-- start Given data --

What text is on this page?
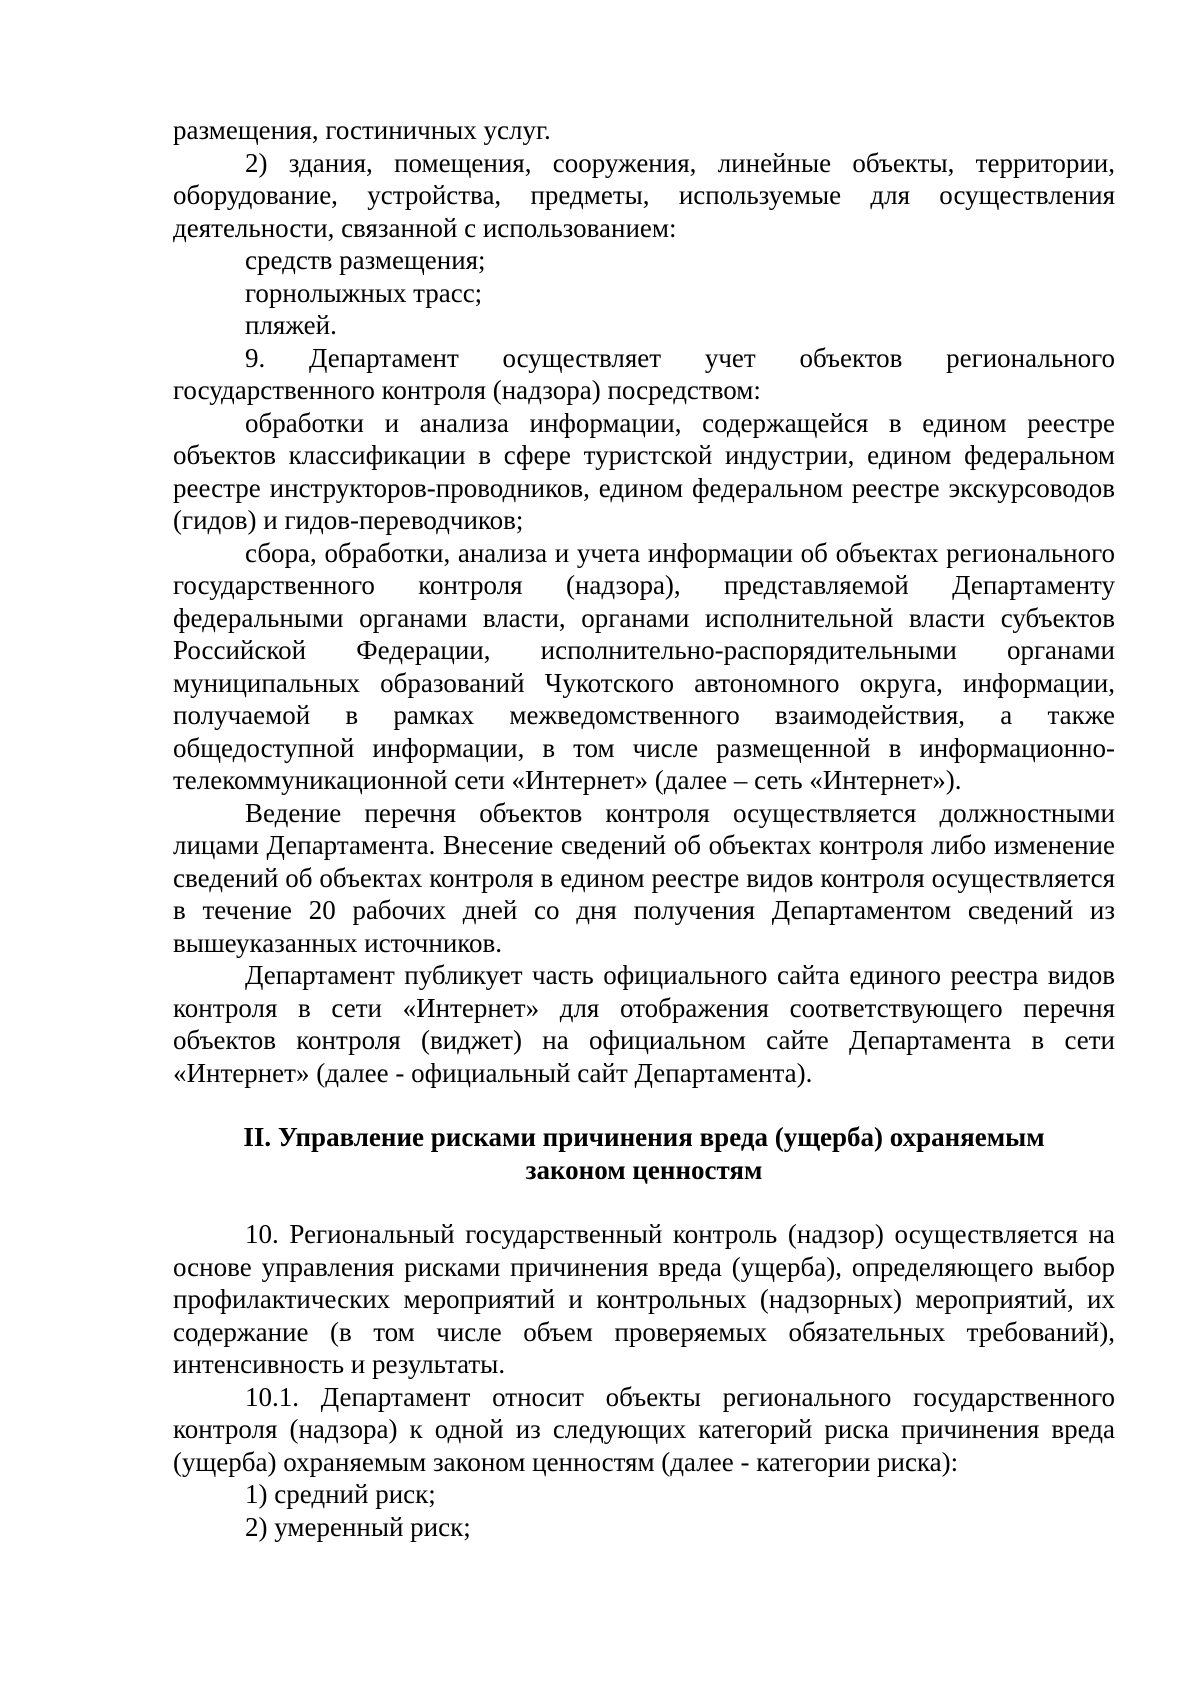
размещения, гостиничных услуг.

2) здания, помещения, сооружения, линейные объекты, территории, оборудование, устройства, предметы, используемые для осуществления деятельности, связанной с использованием:

средств размещения;

горнолыжных трасс;

пляжей.

9. Департамент осуществляет учет объектов регионального государственного контроля (надзора) посредством:

обработки и анализа информации, содержащейся в едином реестре объектов классификации в сфере туристской индустрии, едином федеральном реестре инструкторов-проводников, едином федеральном реестре экскурсоводов (гидов) и гидов-переводчиков;

сбора, обработки, анализа и учета информации об объектах регионального государственного контроля (надзора), представляемой Департаменту федеральными органами власти, органами исполнительной власти субъектов Российской Федерации, исполнительно-распорядительными органами муниципальных образований Чукотского автономного округа, информации, получаемой в рамках межведомственного взаимодействия, а также общедоступной информации, в том числе размещенной в информационно-телекоммуникационной сети «Интернет» (далее – сеть «Интернет»).

Ведение перечня объектов контроля осуществляется должностными лицами Департамента. Внесение сведений об объектах контроля либо изменение сведений об объектах контроля в едином реестре видов контроля осуществляется в течение 20 рабочих дней со дня получения Департаментом сведений из вышеуказанных источников.

Департамент публикует часть официального сайта единого реестра видов контроля в сети «Интернет» для отображения соответствующего перечня объектов контроля (виджет) на официальном сайте Департамента в сети «Интернет» (далее - официальный сайт Департамента).

II. Управление рисками причинения вреда (ущерба) охраняемым законом ценностям

10. Региональный государственный контроль (надзор) осуществляется на основе управления рисками причинения вреда (ущерба), определяющего выбор профилактических мероприятий и контрольных (надзорных) мероприятий, их содержание (в том числе объем проверяемых обязательных требований), интенсивность и результаты.

10.1. Департамент относит объекты регионального государственного контроля (надзора) к одной из следующих категорий риска причинения вреда (ущерба) охраняемым законом ценностям (далее - категории риска):

1) средний риск;

2) умеренный риск;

-- end Given data --

What the task requires:
Transcribe the full listing above exactly as it stands, minus the pictures.

Answer below:
What text is on this page?
размещения, гостиничных услуг.

2) здания, помещения, сооружения, линейные объекты, территории, оборудование, устройства, предметы, используемые для осуществления деятельности, связанной с использованием:

средств размещения;

горнолыжных трасс;

пляжей.

9. Департамент осуществляет учет объектов регионального государственного контроля (надзора) посредством:

обработки и анализа информации, содержащейся в едином реестре объектов классификации в сфере туристской индустрии, едином федеральном реестре инструкторов-проводников, едином федеральном реестре экскурсоводов (гидов) и гидов-переводчиков;

сбора, обработки, анализа и учета информации об объектах регионального государственного контроля (надзора), представляемой Департаменту федеральными органами власти, органами исполнительной власти субъектов Российской Федерации, исполнительно-распорядительными органами муниципальных образований Чукотского автономного округа, информации, получаемой в рамках межведомственного взаимодействия, а также общедоступной информации, в том числе размещенной в информационно-телекоммуникационной сети «Интернет» (далее – сеть «Интернет»).

Ведение перечня объектов контроля осуществляется должностными лицами Департамента. Внесение сведений об объектах контроля либо изменение сведений об объектах контроля в едином реестре видов контроля осуществляется в течение 20 рабочих дней со дня получения Департаментом сведений из вышеуказанных источников.

Департамент публикует часть официального сайта единого реестра видов контроля в сети «Интернет» для отображения соответствующего перечня объектов контроля (виджет) на официальном сайте Департамента в сети «Интернет» (далее - официальный сайт Департамента).

II. Управление рисками причинения вреда (ущерба) охраняемым законом ценностям

10. Региональный государственный контроль (надзор) осуществляется на основе управления рисками причинения вреда (ущерба), определяющего выбор профилактических мероприятий и контрольных (надзорных) мероприятий, их содержание (в том числе объем проверяемых обязательных требований), интенсивность и результаты.

10.1. Департамент относит объекты регионального государственного контроля (надзора) к одной из следующих категорий риска причинения вреда (ущерба) охраняемым законом ценностям (далее - категории риска):

1) средний риск;

2) умеренный риск;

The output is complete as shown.